* **Stated problem**: In the records that follow, locate every line with "JSON" and extract it.

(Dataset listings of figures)
•••••

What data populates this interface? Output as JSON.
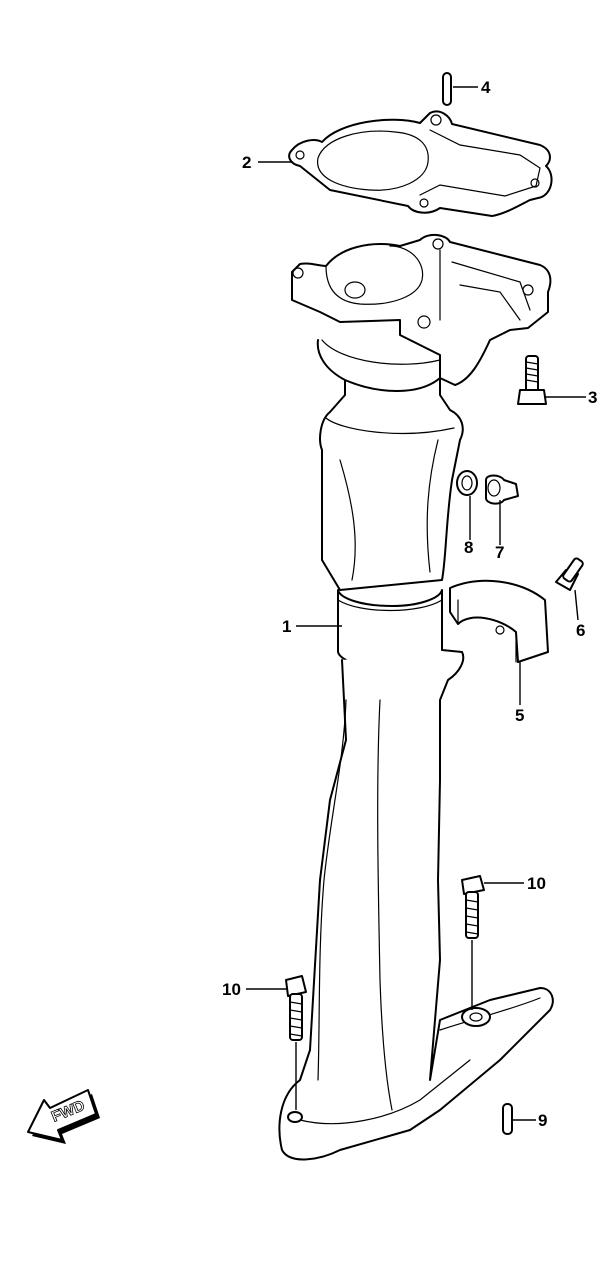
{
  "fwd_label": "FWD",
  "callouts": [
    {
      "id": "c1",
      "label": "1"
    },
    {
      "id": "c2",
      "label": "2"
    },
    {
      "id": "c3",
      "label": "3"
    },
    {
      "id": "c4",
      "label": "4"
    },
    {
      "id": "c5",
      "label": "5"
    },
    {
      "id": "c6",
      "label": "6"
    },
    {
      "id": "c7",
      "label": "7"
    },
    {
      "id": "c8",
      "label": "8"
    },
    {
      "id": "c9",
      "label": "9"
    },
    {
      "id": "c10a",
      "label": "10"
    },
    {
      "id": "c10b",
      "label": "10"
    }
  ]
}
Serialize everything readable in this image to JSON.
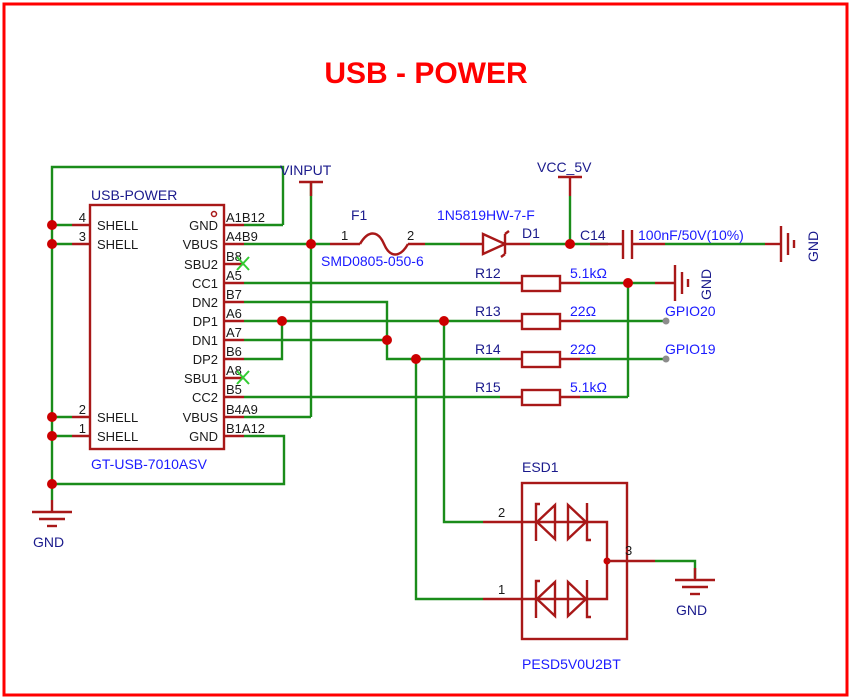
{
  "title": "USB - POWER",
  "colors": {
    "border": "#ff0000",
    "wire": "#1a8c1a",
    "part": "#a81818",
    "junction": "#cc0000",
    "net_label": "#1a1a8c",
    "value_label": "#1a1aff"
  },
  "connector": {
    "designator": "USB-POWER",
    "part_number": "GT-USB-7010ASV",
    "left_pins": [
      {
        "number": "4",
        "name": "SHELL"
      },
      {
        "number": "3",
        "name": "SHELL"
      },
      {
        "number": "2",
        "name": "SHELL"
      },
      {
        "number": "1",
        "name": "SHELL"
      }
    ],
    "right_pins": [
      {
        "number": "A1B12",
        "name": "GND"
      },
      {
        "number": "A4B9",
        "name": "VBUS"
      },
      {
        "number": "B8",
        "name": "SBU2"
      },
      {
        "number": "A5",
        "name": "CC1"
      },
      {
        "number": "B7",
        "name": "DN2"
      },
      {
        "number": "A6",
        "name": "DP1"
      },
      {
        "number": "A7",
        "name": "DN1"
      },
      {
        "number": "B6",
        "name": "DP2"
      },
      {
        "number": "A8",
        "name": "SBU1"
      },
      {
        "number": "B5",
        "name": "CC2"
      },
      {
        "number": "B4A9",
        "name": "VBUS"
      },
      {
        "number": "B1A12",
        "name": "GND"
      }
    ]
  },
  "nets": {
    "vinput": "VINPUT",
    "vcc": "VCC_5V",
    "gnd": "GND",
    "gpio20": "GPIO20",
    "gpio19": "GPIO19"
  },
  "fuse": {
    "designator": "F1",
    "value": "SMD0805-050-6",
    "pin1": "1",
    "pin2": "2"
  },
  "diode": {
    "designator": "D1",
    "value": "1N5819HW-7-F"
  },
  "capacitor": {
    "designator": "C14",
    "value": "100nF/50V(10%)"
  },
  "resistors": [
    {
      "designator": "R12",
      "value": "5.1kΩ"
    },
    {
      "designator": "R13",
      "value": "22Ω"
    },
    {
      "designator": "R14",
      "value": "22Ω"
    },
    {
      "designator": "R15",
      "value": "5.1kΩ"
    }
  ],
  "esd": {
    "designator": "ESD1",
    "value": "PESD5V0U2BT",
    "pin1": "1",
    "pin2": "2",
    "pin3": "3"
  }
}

•••••

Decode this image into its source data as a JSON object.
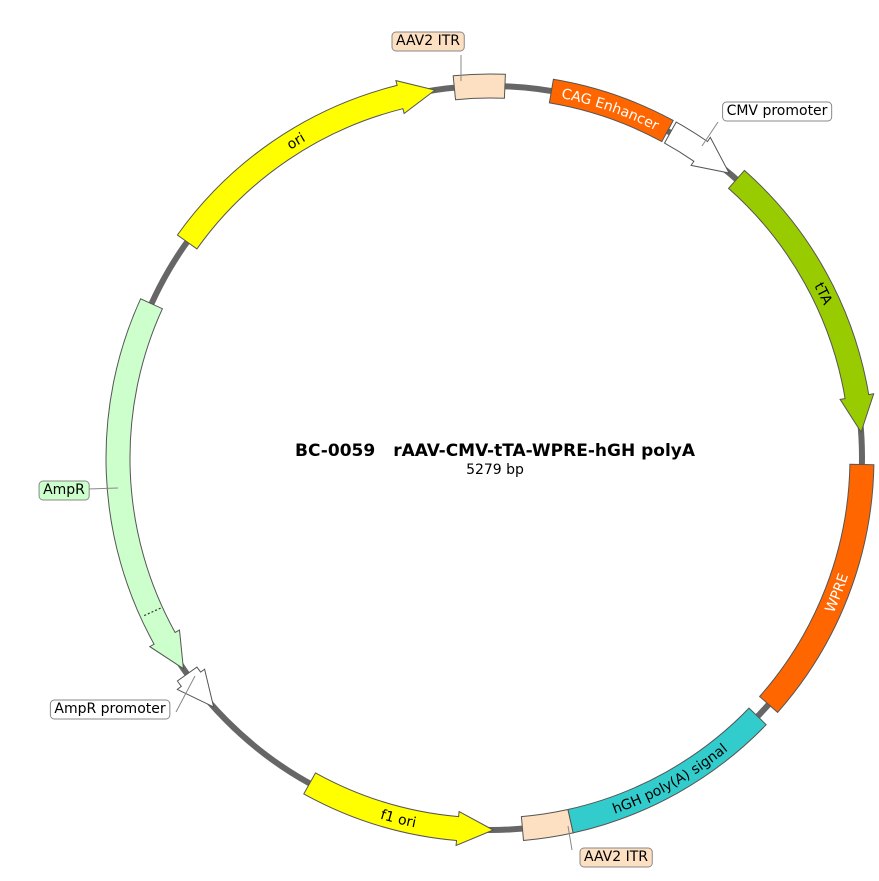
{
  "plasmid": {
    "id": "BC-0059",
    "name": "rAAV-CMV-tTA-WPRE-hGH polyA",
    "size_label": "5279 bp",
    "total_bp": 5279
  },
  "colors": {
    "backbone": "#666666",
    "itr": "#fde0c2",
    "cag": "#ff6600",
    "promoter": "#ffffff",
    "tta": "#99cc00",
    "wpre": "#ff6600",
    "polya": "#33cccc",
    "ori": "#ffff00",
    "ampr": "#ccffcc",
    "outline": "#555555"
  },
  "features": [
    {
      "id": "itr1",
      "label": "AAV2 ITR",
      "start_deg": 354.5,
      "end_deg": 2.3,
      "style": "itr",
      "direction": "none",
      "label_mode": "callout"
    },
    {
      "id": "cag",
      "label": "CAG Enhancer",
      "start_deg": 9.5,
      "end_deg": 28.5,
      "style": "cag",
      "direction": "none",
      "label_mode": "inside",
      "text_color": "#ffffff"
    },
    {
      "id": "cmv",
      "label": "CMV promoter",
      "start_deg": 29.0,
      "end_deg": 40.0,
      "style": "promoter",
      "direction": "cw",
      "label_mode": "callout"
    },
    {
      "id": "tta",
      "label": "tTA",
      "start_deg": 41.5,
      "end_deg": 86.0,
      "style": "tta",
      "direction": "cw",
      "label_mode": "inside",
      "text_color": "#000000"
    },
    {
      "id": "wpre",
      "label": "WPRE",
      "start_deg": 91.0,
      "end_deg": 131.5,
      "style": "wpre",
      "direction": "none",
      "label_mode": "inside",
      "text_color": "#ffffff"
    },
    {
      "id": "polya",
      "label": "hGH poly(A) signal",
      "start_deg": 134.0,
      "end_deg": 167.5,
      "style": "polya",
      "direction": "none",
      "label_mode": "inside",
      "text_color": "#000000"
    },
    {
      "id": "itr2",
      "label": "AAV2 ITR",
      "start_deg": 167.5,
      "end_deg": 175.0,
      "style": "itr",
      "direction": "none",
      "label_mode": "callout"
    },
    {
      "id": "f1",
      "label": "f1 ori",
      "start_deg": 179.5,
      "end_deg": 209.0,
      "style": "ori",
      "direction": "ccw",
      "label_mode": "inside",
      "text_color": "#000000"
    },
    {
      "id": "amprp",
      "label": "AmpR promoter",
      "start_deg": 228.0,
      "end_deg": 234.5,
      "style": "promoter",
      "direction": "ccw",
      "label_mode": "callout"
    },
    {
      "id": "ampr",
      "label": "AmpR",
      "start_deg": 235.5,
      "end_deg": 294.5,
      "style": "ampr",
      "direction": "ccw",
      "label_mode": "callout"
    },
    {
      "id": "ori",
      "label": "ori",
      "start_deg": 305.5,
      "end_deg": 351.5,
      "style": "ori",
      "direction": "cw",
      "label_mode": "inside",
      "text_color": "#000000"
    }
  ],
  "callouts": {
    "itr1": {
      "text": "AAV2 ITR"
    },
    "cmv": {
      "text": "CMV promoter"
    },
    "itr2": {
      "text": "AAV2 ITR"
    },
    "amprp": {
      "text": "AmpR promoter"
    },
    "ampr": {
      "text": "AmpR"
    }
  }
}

•••••

* **Full solution**:
What data populates this interface? Output as JSON.
Serialize everything readable in this image to JSON.
Decode this image into its source data as a JSON object.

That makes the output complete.